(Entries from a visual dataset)
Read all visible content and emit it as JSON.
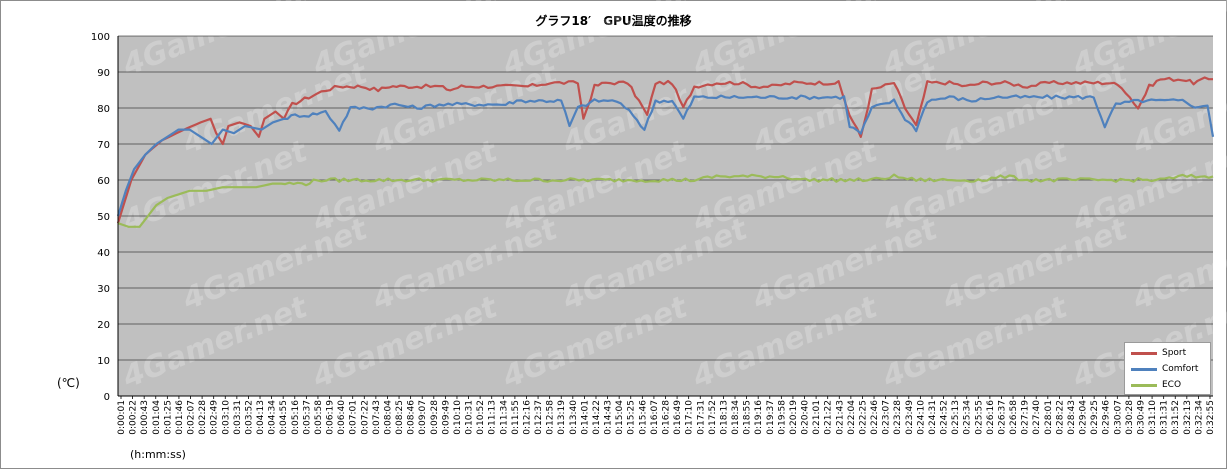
{
  "chart_data": {
    "type": "line",
    "title": "グラフ18′　GPU温度の推移",
    "ylabel": "(℃)",
    "xlabel": "(h:mm:ss)",
    "ylim": [
      0,
      100
    ],
    "yticks": [
      0,
      10,
      20,
      30,
      40,
      50,
      60,
      70,
      80,
      90,
      100
    ],
    "grid": true,
    "legend_position": "bottom-right",
    "watermark": "4Gamer.net",
    "x_tick_labels": [
      "0:00:01",
      "0:00:22",
      "0:00:43",
      "0:01:04",
      "0:01:25",
      "0:01:46",
      "0:02:07",
      "0:02:28",
      "0:02:49",
      "0:03:10",
      "0:03:31",
      "0:03:52",
      "0:04:13",
      "0:04:34",
      "0:04:55",
      "0:05:16",
      "0:05:37",
      "0:05:58",
      "0:06:19",
      "0:06:40",
      "0:07:01",
      "0:07:22",
      "0:07:43",
      "0:08:04",
      "0:08:25",
      "0:08:46",
      "0:09:07",
      "0:09:28",
      "0:09:49",
      "0:10:10",
      "0:10:31",
      "0:10:52",
      "0:11:13",
      "0:11:34",
      "0:11:55",
      "0:12:16",
      "0:12:37",
      "0:12:58",
      "0:13:19",
      "0:13:40",
      "0:14:01",
      "0:14:22",
      "0:14:43",
      "0:15:04",
      "0:15:25",
      "0:15:46",
      "0:16:07",
      "0:16:28",
      "0:16:49",
      "0:17:10",
      "0:17:31",
      "0:17:52",
      "0:18:13",
      "0:18:34",
      "0:18:55",
      "0:19:16",
      "0:19:37",
      "0:19:58",
      "0:20:19",
      "0:20:40",
      "0:21:01",
      "0:21:22",
      "0:21:43",
      "0:22:04",
      "0:22:25",
      "0:22:46",
      "0:23:07",
      "0:23:28",
      "0:23:49",
      "0:24:10",
      "0:24:31",
      "0:24:52",
      "0:25:13",
      "0:25:34",
      "0:25:55",
      "0:26:16",
      "0:26:37",
      "0:26:58",
      "0:27:19",
      "0:27:40",
      "0:28:01",
      "0:28:22",
      "0:28:43",
      "0:29:04",
      "0:29:25",
      "0:29:46",
      "0:30:07",
      "0:30:28",
      "0:30:49",
      "0:31:10",
      "0:31:31",
      "0:31:52",
      "0:32:13",
      "0:32:34",
      "0:32:55"
    ],
    "x_seconds_start": 1,
    "x_seconds_end": 1975,
    "series": [
      {
        "name": "Sport",
        "color": "#c0504d",
        "points": [
          [
            1,
            48
          ],
          [
            25,
            60
          ],
          [
            50,
            67
          ],
          [
            80,
            71
          ],
          [
            120,
            74
          ],
          [
            150,
            76
          ],
          [
            168,
            77
          ],
          [
            178,
            73
          ],
          [
            190,
            70
          ],
          [
            200,
            75
          ],
          [
            220,
            76
          ],
          [
            240,
            75
          ],
          [
            255,
            72
          ],
          [
            265,
            77
          ],
          [
            285,
            79
          ],
          [
            300,
            77
          ],
          [
            315,
            81
          ],
          [
            345,
            83
          ],
          [
            375,
            85
          ],
          [
            400,
            86
          ],
          [
            420,
            86
          ],
          [
            440,
            86
          ],
          [
            470,
            85
          ],
          [
            490,
            86
          ],
          [
            510,
            86
          ],
          [
            540,
            86
          ],
          [
            580,
            86
          ],
          [
            600,
            85
          ],
          [
            620,
            86
          ],
          [
            660,
            86
          ],
          [
            700,
            86
          ],
          [
            740,
            86
          ],
          [
            780,
            87
          ],
          [
            830,
            87
          ],
          [
            840,
            77
          ],
          [
            860,
            86
          ],
          [
            880,
            87
          ],
          [
            920,
            87
          ],
          [
            940,
            82
          ],
          [
            955,
            78
          ],
          [
            970,
            87
          ],
          [
            1000,
            87
          ],
          [
            1020,
            80
          ],
          [
            1040,
            86
          ],
          [
            1080,
            87
          ],
          [
            1120,
            87
          ],
          [
            1150,
            86
          ],
          [
            1180,
            86
          ],
          [
            1220,
            87
          ],
          [
            1250,
            87
          ],
          [
            1280,
            87
          ],
          [
            1300,
            87
          ],
          [
            1320,
            78
          ],
          [
            1340,
            72
          ],
          [
            1360,
            85
          ],
          [
            1400,
            87
          ],
          [
            1420,
            80
          ],
          [
            1440,
            75
          ],
          [
            1460,
            87
          ],
          [
            1500,
            87
          ],
          [
            1530,
            86
          ],
          [
            1560,
            87
          ],
          [
            1600,
            87
          ],
          [
            1640,
            86
          ],
          [
            1680,
            87
          ],
          [
            1720,
            87
          ],
          [
            1760,
            87
          ],
          [
            1790,
            87
          ],
          [
            1810,
            86
          ],
          [
            1840,
            80
          ],
          [
            1860,
            86
          ],
          [
            1880,
            88
          ],
          [
            1920,
            88
          ],
          [
            1940,
            87
          ],
          [
            1960,
            88
          ],
          [
            1975,
            88
          ]
        ]
      },
      {
        "name": "Comfort",
        "color": "#4f81bd",
        "points": [
          [
            1,
            50
          ],
          [
            15,
            57
          ],
          [
            30,
            63
          ],
          [
            50,
            67
          ],
          [
            70,
            70
          ],
          [
            90,
            72
          ],
          [
            110,
            74
          ],
          [
            130,
            74
          ],
          [
            150,
            72
          ],
          [
            170,
            70
          ],
          [
            190,
            74
          ],
          [
            210,
            73
          ],
          [
            230,
            75
          ],
          [
            260,
            74
          ],
          [
            280,
            76
          ],
          [
            300,
            77
          ],
          [
            320,
            78
          ],
          [
            345,
            78
          ],
          [
            375,
            79
          ],
          [
            400,
            74
          ],
          [
            420,
            80
          ],
          [
            460,
            80
          ],
          [
            500,
            81
          ],
          [
            540,
            80
          ],
          [
            580,
            81
          ],
          [
            620,
            81
          ],
          [
            660,
            81
          ],
          [
            700,
            81
          ],
          [
            720,
            82
          ],
          [
            760,
            82
          ],
          [
            780,
            82
          ],
          [
            800,
            82
          ],
          [
            815,
            75
          ],
          [
            830,
            80
          ],
          [
            860,
            82
          ],
          [
            900,
            82
          ],
          [
            930,
            78
          ],
          [
            950,
            74
          ],
          [
            970,
            82
          ],
          [
            1000,
            82
          ],
          [
            1020,
            77
          ],
          [
            1040,
            83
          ],
          [
            1080,
            83
          ],
          [
            1120,
            83
          ],
          [
            1160,
            83
          ],
          [
            1200,
            83
          ],
          [
            1240,
            83
          ],
          [
            1280,
            83
          ],
          [
            1310,
            83
          ],
          [
            1320,
            75
          ],
          [
            1340,
            73
          ],
          [
            1360,
            80
          ],
          [
            1400,
            82
          ],
          [
            1420,
            77
          ],
          [
            1440,
            74
          ],
          [
            1460,
            82
          ],
          [
            1500,
            83
          ],
          [
            1540,
            82
          ],
          [
            1580,
            83
          ],
          [
            1620,
            83
          ],
          [
            1660,
            83
          ],
          [
            1700,
            83
          ],
          [
            1740,
            83
          ],
          [
            1760,
            83
          ],
          [
            1780,
            75
          ],
          [
            1800,
            81
          ],
          [
            1840,
            82
          ],
          [
            1880,
            82
          ],
          [
            1920,
            82
          ],
          [
            1950,
            80
          ],
          [
            1965,
            81
          ],
          [
            1975,
            72
          ]
        ]
      },
      {
        "name": "ECO",
        "color": "#9bbb59",
        "points": [
          [
            1,
            48
          ],
          [
            20,
            47
          ],
          [
            40,
            47
          ],
          [
            55,
            50
          ],
          [
            70,
            53
          ],
          [
            90,
            55
          ],
          [
            110,
            56
          ],
          [
            130,
            57
          ],
          [
            160,
            57
          ],
          [
            190,
            58
          ],
          [
            220,
            58
          ],
          [
            250,
            58
          ],
          [
            280,
            59
          ],
          [
            310,
            59
          ],
          [
            340,
            59
          ],
          [
            360,
            60
          ],
          [
            400,
            60
          ],
          [
            440,
            60
          ],
          [
            480,
            60
          ],
          [
            520,
            60
          ],
          [
            560,
            60
          ],
          [
            600,
            60
          ],
          [
            640,
            60
          ],
          [
            680,
            60
          ],
          [
            720,
            60
          ],
          [
            760,
            60
          ],
          [
            800,
            60
          ],
          [
            840,
            60
          ],
          [
            880,
            60
          ],
          [
            920,
            60
          ],
          [
            960,
            60
          ],
          [
            1000,
            60
          ],
          [
            1040,
            60
          ],
          [
            1080,
            61
          ],
          [
            1120,
            61
          ],
          [
            1160,
            61
          ],
          [
            1200,
            61
          ],
          [
            1240,
            60
          ],
          [
            1280,
            60
          ],
          [
            1320,
            60
          ],
          [
            1360,
            60
          ],
          [
            1400,
            61
          ],
          [
            1440,
            60
          ],
          [
            1480,
            60
          ],
          [
            1520,
            60
          ],
          [
            1560,
            60
          ],
          [
            1600,
            61
          ],
          [
            1640,
            60
          ],
          [
            1680,
            60
          ],
          [
            1720,
            60
          ],
          [
            1760,
            60
          ],
          [
            1800,
            60
          ],
          [
            1840,
            60
          ],
          [
            1880,
            60
          ],
          [
            1920,
            61
          ],
          [
            1960,
            61
          ],
          [
            1975,
            61
          ]
        ]
      }
    ]
  }
}
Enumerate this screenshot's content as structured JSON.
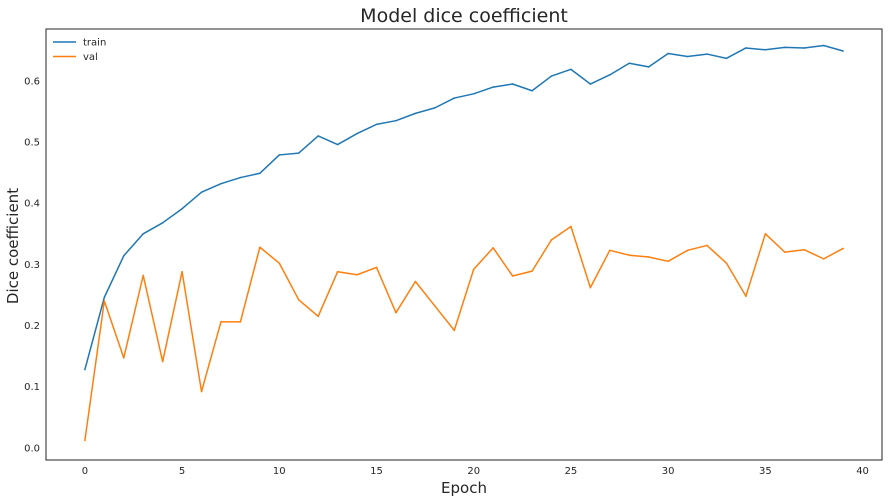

• _REQUIREMENT_
Go through the data above and find the lines with the word "JSON". Copy each of those lines.

• _THE COMPLETED TASK_
Read all visible content and emit it as JSON.
Enumerate this screenshot's content as structured JSON.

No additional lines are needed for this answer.